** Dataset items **
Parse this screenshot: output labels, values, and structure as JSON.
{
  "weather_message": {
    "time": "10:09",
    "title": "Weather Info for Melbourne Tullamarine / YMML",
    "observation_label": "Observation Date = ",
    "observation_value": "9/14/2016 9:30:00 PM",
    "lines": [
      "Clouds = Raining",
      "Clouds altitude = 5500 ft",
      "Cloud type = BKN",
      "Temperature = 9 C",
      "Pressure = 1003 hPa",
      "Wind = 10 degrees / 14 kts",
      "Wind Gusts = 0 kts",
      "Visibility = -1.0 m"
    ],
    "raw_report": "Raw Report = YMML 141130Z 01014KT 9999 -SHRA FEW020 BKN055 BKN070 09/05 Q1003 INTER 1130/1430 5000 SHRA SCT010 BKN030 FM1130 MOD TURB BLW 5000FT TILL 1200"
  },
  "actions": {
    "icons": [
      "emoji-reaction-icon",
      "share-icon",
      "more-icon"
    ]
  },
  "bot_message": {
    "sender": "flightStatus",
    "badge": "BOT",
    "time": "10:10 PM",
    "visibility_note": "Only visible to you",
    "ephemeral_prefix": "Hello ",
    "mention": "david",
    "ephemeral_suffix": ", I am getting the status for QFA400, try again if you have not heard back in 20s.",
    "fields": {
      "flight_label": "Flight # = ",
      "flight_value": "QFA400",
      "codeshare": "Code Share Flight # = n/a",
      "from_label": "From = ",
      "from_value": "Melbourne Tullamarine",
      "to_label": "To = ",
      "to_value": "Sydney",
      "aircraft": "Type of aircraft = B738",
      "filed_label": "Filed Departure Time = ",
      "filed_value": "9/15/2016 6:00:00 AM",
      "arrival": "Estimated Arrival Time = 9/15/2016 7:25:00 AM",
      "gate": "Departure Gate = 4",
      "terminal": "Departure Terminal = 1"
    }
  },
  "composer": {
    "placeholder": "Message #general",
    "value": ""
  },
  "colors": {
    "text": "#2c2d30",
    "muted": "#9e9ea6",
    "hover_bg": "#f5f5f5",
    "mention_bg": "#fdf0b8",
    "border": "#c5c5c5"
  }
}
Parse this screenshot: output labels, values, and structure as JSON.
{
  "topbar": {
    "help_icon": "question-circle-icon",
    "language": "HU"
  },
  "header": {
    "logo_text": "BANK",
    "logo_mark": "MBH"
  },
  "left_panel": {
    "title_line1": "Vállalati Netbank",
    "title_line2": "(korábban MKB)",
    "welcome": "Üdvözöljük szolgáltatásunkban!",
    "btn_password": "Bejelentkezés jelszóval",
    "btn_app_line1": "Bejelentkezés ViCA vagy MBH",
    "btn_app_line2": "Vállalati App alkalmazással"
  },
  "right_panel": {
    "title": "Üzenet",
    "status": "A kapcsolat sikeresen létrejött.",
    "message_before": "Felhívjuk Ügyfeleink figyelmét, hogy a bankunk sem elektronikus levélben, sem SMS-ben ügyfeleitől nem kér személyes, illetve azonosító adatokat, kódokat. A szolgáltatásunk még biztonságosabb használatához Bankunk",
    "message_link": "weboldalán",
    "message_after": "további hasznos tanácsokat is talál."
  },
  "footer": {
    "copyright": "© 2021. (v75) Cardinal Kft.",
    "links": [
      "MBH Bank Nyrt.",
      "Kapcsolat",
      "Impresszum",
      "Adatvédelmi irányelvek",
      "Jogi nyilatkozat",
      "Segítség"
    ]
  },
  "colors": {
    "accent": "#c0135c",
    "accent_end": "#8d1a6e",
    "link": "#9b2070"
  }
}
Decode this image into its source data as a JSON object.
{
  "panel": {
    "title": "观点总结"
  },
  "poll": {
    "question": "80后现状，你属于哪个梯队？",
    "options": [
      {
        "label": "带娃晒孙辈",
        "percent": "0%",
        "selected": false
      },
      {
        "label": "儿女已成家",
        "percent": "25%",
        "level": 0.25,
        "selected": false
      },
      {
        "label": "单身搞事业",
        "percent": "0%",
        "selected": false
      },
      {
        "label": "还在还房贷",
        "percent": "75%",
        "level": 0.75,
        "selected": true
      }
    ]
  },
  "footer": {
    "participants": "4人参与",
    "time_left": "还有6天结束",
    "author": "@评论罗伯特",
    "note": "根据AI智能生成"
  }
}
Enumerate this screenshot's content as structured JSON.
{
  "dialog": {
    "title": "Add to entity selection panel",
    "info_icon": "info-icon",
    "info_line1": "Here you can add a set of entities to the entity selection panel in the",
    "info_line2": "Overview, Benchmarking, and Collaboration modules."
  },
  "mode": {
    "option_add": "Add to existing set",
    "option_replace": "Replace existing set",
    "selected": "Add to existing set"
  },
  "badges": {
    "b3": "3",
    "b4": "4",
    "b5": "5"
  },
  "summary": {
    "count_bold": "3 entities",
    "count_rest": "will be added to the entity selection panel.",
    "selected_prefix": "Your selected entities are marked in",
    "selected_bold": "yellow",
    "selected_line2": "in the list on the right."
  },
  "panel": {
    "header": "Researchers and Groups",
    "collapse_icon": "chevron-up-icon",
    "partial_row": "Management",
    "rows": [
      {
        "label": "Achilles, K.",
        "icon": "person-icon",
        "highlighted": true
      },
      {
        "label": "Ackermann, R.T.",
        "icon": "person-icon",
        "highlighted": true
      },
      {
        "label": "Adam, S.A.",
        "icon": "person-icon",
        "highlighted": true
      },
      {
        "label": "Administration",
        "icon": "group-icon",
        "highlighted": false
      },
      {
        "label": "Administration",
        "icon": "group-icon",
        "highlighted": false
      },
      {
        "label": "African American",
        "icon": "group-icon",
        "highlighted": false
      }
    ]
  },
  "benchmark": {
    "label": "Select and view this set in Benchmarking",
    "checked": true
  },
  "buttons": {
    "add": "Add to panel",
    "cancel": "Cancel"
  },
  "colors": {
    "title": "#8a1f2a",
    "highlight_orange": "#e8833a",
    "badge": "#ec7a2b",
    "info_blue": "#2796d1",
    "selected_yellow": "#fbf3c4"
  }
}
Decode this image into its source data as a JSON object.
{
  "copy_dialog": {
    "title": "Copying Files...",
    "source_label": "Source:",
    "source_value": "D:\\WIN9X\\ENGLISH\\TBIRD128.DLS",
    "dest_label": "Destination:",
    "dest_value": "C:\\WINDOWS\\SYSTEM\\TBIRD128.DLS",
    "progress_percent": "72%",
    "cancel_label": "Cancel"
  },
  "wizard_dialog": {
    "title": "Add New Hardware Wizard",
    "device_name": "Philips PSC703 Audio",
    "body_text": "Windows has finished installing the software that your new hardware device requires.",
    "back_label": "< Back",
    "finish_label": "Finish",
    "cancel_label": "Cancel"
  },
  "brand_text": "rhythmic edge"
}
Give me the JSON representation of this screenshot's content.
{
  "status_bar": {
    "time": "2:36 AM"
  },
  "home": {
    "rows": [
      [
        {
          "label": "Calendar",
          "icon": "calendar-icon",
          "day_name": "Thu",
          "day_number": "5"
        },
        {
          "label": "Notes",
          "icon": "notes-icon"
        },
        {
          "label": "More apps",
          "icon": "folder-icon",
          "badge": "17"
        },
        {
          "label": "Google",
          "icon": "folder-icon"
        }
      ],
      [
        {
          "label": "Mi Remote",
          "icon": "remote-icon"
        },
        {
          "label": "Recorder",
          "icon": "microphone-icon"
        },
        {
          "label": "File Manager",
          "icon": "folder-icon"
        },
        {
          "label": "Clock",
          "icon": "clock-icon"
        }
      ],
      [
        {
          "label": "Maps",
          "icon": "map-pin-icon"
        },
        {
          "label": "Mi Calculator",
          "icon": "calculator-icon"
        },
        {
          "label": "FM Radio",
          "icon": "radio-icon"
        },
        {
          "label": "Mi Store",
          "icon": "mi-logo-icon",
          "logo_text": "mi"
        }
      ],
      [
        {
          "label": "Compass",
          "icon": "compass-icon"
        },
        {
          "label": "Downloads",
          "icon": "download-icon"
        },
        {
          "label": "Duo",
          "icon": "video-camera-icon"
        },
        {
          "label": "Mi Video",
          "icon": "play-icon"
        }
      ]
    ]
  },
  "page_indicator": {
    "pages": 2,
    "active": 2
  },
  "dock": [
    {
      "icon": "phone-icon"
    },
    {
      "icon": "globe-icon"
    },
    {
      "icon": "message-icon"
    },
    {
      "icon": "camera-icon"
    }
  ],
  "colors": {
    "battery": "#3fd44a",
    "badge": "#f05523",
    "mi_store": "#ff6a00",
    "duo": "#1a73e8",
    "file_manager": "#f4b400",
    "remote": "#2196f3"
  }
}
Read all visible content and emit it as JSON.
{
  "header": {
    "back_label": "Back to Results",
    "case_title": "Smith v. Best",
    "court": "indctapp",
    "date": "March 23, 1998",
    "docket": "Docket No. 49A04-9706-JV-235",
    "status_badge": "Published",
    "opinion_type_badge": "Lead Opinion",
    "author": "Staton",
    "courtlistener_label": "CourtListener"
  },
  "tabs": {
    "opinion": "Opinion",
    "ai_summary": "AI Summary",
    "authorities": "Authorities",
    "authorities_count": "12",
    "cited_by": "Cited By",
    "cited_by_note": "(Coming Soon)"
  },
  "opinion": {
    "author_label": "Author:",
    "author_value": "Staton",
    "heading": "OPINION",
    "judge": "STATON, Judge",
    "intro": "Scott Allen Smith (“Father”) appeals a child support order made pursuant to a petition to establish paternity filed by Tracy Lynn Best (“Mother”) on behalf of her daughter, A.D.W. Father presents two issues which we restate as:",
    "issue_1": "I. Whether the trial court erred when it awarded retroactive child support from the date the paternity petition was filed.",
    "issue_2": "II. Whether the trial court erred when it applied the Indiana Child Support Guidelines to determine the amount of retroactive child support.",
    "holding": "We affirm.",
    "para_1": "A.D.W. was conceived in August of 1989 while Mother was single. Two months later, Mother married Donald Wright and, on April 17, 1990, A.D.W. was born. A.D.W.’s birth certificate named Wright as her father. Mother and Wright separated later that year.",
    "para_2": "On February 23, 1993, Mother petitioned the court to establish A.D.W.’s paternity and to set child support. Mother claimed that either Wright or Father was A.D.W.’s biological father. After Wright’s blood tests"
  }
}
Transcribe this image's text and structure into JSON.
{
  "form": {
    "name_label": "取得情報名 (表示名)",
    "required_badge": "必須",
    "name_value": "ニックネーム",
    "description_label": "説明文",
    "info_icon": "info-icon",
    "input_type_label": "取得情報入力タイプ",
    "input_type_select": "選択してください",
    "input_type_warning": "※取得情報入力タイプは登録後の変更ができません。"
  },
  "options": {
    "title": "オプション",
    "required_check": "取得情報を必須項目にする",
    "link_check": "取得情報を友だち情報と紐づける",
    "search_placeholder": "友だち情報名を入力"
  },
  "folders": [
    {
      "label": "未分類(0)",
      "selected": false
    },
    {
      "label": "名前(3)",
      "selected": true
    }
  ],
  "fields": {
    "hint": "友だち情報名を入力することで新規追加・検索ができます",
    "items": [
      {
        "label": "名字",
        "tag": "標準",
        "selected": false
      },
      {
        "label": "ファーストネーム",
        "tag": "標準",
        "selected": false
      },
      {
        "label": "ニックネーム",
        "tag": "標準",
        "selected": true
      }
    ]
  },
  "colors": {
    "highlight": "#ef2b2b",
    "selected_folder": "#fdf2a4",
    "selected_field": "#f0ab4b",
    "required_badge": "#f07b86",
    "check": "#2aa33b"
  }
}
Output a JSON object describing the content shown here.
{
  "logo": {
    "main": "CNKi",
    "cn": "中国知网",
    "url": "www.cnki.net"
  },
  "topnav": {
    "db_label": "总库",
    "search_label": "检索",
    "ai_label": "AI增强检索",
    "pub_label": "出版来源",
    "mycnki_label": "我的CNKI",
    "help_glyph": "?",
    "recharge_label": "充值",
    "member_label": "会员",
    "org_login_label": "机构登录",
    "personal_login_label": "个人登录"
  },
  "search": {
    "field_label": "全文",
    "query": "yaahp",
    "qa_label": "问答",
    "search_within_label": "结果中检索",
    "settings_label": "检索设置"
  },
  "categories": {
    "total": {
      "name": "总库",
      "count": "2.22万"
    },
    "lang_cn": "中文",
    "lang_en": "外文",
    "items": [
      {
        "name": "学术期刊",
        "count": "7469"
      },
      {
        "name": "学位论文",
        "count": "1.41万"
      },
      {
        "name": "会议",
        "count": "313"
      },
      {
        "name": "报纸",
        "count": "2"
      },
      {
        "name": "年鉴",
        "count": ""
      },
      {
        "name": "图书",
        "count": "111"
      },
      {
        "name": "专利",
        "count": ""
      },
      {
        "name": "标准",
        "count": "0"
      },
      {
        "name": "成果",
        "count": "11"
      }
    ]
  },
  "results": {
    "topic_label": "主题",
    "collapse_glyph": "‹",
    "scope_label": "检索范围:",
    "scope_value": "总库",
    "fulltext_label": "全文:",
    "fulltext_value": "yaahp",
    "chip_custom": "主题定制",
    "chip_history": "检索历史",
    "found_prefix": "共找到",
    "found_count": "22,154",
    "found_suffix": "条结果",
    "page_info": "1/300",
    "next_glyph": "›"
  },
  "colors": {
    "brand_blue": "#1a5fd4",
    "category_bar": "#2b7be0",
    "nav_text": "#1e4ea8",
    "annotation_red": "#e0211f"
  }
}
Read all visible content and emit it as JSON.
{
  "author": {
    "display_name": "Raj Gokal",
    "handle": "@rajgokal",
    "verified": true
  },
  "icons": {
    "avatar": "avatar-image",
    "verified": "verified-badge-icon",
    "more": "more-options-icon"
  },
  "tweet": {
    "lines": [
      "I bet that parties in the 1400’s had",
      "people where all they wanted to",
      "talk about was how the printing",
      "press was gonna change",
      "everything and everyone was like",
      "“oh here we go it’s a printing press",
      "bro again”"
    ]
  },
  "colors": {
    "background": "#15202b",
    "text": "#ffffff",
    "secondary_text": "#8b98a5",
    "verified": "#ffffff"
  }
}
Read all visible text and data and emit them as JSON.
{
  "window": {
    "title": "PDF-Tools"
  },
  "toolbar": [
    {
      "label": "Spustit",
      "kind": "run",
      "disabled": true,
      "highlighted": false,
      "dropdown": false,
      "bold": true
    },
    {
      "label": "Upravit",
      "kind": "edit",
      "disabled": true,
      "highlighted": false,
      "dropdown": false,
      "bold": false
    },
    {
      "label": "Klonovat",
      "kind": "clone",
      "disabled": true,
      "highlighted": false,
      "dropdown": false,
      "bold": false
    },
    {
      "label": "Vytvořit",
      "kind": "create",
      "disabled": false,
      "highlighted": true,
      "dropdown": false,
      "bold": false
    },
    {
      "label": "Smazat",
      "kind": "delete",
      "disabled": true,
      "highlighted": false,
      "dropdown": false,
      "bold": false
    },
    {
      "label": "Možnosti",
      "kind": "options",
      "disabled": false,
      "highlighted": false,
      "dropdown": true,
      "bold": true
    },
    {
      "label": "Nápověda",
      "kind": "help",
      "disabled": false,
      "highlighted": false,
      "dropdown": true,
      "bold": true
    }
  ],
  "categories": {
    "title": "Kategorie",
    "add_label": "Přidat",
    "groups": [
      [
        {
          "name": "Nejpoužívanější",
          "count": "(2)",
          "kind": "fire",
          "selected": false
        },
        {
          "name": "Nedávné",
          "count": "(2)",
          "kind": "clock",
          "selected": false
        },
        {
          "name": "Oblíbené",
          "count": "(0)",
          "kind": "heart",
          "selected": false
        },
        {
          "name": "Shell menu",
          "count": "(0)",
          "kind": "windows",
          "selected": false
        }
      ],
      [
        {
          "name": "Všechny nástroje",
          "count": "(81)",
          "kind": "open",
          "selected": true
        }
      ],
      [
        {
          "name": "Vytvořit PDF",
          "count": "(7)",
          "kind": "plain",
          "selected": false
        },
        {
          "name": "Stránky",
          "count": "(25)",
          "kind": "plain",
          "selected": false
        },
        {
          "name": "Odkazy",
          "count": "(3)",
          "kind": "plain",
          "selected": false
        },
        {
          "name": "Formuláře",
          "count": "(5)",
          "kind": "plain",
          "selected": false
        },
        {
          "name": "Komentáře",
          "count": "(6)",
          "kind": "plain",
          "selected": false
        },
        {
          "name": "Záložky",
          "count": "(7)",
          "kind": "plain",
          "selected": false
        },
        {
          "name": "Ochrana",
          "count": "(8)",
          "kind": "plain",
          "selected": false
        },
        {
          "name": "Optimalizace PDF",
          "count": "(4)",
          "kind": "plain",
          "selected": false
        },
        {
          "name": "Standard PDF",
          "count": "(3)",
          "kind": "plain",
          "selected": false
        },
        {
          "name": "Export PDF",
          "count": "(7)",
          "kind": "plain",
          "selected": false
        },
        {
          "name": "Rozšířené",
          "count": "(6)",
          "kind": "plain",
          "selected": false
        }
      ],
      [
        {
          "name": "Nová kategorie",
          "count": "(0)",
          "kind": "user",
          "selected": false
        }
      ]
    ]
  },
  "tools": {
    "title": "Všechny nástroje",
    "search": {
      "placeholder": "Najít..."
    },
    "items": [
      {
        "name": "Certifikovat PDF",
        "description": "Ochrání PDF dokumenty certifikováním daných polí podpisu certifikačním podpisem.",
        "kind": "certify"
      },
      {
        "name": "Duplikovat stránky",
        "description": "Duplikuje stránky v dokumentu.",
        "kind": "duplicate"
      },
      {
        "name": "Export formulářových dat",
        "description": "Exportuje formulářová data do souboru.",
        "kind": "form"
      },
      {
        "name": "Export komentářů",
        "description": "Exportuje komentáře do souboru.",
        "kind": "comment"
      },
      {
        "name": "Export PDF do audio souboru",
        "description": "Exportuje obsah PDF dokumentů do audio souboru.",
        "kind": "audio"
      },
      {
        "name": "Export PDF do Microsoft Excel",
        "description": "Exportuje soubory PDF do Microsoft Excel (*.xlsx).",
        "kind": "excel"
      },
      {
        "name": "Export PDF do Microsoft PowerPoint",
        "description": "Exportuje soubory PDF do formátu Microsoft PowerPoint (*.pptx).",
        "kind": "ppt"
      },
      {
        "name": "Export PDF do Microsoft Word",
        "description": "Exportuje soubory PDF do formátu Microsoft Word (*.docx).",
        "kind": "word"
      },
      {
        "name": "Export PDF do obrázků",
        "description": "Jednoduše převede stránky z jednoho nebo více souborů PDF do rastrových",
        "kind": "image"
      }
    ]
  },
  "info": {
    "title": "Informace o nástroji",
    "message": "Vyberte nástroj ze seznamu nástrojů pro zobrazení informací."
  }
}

** YOUR INSTRUCTIONS **
Determine how many lines contain the word "souboru" and reply with that number alone.

** FINISHED ANSWER **
4